===== TEKS DOKUMEN =====
Dari Abu Muhammad, ‘Abdullah bin ‘Amr bin al-’Ash, dia berkata:
Rasulullah shalallahu ‘alaihi wa salam bersabda: “Tidak beriman salah
seorang di antara kalian hingga hawa nafsunya mengikuti apa yang aku
bawa.” (Hadits hasan shahih dan kami riwayatkan dari kitab al-Hujjah
dengan sanad yang shahih).
PENJELASAN:
‘Abdullah bin ‘Amr bin al-’Ash tergolong sahabat yang banyak
meriwayatkan hadits dari Nabi shalallahu ‘alaihi wa salam, sebab ia
sebagai penulis wahyu, sehingga Abu Hurairah merasa ingin mengunggulinya
(ghibthah). Abu Hurairah berkata: “Saya tidak tahu orang yang
mengungguliku dalam periwayatan hadits Rasulullah, selain ‘Abdullah bin
‘Amr, sebab ia menulis sedangkan aku tidak menulis. (2)
Sabda beliau: احدكم لايؤمن (tidak beriman salah seorang di antara
kalian), artinya: iman secara sempurna. ه حتى يكون هوا (hingga hawa
nafsunya), artinya: arah dan tujuannya (sesuai/mengikuti syari’at Nabi
shallallahu ‘alaihi wa sallam).
Imam an-Nawawi berkata: “Hadits hasan shahih dan kami riwayatkan dari kitab al-Hujjah
dengan sanad yang shahih.” Ibnu Rajab mengomentari penilaian Imam
an-Nawawi akan riwayat ini, ia berkata: “Hadits ini tidak shahih (namun
dha’if).” Sebab itu saya anjurkan untuk membaca syarah lbnu Rajab dan
komentarnya tentang derajat hadits yang ada dalam kitab al-Arba’in ini.
=====
= DAFTAR TUGAS =
1. Menurut teks tentang hadits ini, apa alasan yang disebut Abu Hurairah sehingga 'Abdullah bin 'Amr mengunggulinya dalam periwayatan hadits?
2. Kutip tanpa perubahan bagian teks hadits ini antara "Dari Abu Muhammad, ‘Abdullah" dan "sanad yang shahih).", termasuk kedua bagian itu.
===== MATERI YANG DISEDIAKAN =====
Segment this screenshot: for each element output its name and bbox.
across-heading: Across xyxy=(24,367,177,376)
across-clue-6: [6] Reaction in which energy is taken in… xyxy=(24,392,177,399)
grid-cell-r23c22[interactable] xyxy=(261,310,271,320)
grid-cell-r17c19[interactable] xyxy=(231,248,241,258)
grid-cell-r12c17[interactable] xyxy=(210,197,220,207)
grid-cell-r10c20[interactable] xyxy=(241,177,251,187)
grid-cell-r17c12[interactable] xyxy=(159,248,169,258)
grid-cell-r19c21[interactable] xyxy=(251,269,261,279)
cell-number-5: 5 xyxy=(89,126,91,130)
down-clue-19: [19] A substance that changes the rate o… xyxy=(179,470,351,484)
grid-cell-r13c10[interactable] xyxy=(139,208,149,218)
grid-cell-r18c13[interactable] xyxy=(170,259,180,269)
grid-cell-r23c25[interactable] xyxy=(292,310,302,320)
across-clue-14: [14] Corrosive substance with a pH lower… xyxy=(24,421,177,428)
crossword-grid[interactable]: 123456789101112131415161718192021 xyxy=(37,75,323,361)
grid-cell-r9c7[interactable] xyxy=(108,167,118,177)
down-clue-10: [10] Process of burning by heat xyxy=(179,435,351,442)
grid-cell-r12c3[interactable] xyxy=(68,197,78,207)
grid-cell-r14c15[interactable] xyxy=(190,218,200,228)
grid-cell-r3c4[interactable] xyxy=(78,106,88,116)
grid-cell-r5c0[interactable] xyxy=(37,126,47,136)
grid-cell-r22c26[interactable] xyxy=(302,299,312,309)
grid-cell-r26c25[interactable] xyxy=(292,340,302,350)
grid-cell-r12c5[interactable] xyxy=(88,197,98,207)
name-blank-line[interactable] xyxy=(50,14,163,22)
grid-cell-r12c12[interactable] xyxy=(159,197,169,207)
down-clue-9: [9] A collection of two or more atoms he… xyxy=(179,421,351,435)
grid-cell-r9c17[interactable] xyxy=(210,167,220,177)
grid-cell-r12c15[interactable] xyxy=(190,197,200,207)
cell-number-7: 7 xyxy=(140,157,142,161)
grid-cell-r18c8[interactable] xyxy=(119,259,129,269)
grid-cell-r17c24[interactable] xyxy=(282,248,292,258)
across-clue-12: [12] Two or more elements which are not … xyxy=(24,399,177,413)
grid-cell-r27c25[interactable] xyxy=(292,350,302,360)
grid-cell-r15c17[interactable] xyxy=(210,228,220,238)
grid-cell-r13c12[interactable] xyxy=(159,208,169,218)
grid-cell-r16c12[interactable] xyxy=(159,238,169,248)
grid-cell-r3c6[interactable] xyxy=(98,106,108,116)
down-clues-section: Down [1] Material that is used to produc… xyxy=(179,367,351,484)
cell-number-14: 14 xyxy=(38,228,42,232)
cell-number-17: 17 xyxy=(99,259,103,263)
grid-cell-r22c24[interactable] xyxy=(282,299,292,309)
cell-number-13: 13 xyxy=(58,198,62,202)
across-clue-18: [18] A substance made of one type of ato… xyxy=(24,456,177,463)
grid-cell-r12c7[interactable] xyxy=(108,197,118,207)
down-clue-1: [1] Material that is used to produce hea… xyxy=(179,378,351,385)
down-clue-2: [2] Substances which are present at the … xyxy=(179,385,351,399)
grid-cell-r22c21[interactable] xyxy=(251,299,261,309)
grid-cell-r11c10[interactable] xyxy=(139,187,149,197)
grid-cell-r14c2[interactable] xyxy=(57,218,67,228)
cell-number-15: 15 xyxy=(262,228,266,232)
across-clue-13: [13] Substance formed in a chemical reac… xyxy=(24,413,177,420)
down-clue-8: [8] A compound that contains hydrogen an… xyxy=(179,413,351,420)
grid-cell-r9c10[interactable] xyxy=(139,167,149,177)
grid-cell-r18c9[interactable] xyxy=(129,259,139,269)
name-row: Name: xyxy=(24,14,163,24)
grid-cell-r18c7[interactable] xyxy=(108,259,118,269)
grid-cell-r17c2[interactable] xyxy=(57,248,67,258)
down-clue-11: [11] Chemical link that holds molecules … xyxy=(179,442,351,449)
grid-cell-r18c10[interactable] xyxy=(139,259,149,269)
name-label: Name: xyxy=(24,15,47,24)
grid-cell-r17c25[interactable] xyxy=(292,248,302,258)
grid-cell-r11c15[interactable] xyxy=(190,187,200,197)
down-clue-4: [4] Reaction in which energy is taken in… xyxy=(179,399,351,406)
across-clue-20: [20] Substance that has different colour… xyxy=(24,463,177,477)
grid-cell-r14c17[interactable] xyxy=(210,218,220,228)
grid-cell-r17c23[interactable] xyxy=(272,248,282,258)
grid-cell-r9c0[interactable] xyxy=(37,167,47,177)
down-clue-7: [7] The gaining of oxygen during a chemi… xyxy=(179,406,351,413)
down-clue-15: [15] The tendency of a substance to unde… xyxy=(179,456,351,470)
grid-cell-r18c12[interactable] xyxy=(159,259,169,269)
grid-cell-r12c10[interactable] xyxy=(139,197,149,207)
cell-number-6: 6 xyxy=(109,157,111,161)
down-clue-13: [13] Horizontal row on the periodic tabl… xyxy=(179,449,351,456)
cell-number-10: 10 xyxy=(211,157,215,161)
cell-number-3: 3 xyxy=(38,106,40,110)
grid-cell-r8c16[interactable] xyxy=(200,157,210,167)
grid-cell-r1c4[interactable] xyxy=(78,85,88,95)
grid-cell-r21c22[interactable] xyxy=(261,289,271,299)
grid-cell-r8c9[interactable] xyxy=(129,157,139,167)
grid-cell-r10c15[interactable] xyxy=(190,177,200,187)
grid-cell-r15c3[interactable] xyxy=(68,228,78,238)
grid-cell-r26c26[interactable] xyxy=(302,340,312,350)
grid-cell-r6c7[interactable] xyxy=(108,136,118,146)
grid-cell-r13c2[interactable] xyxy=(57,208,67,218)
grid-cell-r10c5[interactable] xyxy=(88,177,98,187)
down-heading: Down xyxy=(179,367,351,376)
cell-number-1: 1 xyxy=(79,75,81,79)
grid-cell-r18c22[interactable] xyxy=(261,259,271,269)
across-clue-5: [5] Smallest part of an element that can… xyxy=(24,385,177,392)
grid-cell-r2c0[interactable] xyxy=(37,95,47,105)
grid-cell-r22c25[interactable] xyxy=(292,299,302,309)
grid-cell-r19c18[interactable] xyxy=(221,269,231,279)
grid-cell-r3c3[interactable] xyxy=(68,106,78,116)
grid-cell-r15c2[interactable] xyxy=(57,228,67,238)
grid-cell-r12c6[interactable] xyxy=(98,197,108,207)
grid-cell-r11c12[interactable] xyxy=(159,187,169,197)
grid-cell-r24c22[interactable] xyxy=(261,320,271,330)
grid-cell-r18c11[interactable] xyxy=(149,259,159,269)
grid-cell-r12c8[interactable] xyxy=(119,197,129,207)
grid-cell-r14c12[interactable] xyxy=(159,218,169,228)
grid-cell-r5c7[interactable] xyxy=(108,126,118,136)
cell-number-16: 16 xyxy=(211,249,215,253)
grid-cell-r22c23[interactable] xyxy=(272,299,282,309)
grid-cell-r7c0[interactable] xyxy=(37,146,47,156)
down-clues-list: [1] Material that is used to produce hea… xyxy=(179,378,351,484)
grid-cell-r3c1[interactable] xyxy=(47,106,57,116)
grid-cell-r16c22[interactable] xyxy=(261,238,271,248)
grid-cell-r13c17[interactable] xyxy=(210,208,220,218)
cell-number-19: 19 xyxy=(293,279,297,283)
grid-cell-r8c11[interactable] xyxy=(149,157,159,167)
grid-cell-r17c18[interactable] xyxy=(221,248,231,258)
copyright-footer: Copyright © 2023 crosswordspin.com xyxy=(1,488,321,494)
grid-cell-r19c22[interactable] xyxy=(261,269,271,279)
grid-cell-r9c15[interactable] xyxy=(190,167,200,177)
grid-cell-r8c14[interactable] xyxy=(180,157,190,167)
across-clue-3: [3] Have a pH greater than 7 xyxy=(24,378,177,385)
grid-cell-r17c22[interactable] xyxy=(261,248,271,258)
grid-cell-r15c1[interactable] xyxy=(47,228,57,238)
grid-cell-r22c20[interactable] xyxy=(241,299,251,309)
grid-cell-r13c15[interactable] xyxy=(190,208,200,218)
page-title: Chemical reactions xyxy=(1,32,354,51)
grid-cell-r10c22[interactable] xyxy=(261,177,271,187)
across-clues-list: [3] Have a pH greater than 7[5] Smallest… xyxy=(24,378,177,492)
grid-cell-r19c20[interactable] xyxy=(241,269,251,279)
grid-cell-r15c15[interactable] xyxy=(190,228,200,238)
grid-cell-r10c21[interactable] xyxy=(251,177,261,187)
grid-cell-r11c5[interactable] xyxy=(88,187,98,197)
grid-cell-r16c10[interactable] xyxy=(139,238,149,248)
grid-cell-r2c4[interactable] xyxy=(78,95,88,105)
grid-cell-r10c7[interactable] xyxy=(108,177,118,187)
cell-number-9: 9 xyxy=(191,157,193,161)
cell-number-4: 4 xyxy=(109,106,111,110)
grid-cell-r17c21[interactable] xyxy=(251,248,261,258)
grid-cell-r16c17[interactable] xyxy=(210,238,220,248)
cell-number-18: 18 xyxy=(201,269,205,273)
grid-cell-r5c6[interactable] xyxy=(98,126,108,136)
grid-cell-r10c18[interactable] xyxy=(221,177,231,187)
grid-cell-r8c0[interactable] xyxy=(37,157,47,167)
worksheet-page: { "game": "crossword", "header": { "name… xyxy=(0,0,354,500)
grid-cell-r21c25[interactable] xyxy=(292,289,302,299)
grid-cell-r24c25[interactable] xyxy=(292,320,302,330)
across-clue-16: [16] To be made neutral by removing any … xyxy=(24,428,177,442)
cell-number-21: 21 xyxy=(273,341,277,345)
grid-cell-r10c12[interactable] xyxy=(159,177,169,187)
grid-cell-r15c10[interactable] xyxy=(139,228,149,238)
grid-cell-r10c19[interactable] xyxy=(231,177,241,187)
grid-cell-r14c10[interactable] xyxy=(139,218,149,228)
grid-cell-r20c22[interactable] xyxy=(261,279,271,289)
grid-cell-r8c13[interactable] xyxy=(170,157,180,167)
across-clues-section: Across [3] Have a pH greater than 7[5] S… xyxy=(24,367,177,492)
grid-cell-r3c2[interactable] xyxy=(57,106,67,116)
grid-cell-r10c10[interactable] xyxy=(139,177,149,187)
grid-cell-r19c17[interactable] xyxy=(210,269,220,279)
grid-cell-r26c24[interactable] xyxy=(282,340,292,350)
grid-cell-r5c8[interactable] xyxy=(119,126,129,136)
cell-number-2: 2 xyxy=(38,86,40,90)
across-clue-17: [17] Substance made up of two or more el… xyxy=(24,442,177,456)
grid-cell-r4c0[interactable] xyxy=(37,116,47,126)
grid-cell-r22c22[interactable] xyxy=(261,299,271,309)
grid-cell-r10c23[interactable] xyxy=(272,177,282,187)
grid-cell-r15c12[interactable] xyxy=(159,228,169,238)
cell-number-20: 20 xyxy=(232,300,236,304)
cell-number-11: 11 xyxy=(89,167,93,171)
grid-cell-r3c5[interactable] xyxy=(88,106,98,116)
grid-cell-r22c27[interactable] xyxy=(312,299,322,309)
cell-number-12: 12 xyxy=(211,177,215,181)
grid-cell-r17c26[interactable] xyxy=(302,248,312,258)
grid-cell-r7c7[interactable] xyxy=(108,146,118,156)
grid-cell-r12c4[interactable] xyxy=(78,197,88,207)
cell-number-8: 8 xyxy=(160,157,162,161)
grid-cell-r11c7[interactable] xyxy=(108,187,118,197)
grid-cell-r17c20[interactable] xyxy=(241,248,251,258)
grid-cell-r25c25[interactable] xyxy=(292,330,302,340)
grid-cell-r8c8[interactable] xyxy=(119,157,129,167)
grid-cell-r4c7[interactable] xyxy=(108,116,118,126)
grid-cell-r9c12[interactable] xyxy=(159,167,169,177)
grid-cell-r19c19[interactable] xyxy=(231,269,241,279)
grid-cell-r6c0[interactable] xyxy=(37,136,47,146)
=====
= JAWABAN LATIHAN =
1. 'Abdullah bin 'Amr menulis, sedangkan Abu Hurairah tidak menulis.

2.
Dari Abu Muhammad, ‘Abdullah bin ‘Amr bin al-’Ash, dia berkata:
Rasulullah shalallahu ‘alaihi wa salam bersabda: “Tidak beriman salah
seorang di antara kalian hingga hawa nafsunya mengikuti apa yang aku
bawa.” (Hadits hasan shahih dan kami riwayatkan dari kitab al-Hujjah
dengan sanad yang shahih).